» Goal of the exercise: Select every line containing the word "text" from the material, and copy those lines.

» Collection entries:
__________________________________________________
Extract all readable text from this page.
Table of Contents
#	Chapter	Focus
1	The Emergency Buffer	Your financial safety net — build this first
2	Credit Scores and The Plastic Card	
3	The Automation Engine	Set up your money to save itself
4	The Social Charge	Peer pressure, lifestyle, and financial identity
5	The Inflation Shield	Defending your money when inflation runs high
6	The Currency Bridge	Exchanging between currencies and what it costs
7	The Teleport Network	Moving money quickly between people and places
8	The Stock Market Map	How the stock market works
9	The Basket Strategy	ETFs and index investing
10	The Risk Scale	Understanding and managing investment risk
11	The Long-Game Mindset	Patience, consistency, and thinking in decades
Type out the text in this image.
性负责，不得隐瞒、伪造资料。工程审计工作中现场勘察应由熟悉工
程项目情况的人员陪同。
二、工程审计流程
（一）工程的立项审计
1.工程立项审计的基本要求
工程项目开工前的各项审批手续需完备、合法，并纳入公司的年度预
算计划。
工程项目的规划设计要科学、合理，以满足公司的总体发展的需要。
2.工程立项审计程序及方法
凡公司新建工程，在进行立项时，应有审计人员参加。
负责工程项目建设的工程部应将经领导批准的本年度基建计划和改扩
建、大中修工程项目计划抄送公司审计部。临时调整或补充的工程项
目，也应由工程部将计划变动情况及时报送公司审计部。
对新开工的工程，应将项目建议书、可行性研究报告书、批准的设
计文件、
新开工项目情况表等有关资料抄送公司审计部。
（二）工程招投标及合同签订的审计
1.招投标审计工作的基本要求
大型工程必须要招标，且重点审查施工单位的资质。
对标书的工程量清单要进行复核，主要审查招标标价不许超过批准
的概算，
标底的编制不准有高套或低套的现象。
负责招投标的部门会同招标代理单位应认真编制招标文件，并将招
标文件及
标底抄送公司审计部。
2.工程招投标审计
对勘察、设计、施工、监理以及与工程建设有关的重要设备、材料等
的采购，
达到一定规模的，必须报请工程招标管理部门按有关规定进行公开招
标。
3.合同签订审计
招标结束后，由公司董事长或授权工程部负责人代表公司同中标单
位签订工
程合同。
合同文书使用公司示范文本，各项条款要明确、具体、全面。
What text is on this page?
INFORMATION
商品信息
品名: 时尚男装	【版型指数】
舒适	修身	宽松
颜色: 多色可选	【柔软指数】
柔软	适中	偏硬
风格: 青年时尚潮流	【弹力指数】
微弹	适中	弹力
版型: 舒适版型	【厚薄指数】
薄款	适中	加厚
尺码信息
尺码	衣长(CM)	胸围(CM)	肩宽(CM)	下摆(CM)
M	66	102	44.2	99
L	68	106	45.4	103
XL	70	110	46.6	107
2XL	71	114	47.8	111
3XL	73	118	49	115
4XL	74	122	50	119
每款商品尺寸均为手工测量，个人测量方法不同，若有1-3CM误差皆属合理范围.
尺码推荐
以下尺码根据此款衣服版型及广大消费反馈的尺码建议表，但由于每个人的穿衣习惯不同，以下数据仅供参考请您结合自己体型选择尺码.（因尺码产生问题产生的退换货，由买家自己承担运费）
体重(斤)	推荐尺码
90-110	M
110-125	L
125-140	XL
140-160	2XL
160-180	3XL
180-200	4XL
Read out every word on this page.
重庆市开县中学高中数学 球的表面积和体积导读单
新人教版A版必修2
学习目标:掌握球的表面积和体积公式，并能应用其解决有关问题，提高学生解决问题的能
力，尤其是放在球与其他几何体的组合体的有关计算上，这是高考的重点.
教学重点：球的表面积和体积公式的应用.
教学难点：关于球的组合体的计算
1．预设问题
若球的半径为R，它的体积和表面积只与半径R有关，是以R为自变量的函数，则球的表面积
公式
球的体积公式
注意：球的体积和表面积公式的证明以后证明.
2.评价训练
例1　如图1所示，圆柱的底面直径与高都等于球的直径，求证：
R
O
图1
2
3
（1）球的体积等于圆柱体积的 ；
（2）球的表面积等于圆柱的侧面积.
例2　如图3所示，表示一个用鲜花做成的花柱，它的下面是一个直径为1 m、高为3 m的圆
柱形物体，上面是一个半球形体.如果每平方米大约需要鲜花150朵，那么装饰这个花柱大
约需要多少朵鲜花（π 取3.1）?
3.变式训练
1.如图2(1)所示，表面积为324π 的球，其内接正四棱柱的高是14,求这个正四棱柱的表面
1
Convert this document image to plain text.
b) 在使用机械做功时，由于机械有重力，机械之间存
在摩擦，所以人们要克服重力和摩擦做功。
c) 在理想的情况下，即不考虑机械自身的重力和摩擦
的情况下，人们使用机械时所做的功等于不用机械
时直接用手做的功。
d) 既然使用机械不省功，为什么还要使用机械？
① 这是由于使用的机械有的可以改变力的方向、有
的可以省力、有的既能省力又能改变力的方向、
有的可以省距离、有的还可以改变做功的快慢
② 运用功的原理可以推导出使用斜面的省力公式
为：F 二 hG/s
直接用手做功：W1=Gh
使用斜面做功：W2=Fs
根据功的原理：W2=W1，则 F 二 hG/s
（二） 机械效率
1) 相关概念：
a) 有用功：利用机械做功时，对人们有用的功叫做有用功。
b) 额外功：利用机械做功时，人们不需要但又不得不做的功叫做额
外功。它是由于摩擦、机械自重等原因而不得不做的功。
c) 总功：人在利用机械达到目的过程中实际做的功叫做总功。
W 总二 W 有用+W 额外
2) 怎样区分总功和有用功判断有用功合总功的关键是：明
__________________________________________________
» Solution for this exercise:
Extract all readable text from this page.
Type out the text in this image.
What text is on this page?
Convert this document image to plain text.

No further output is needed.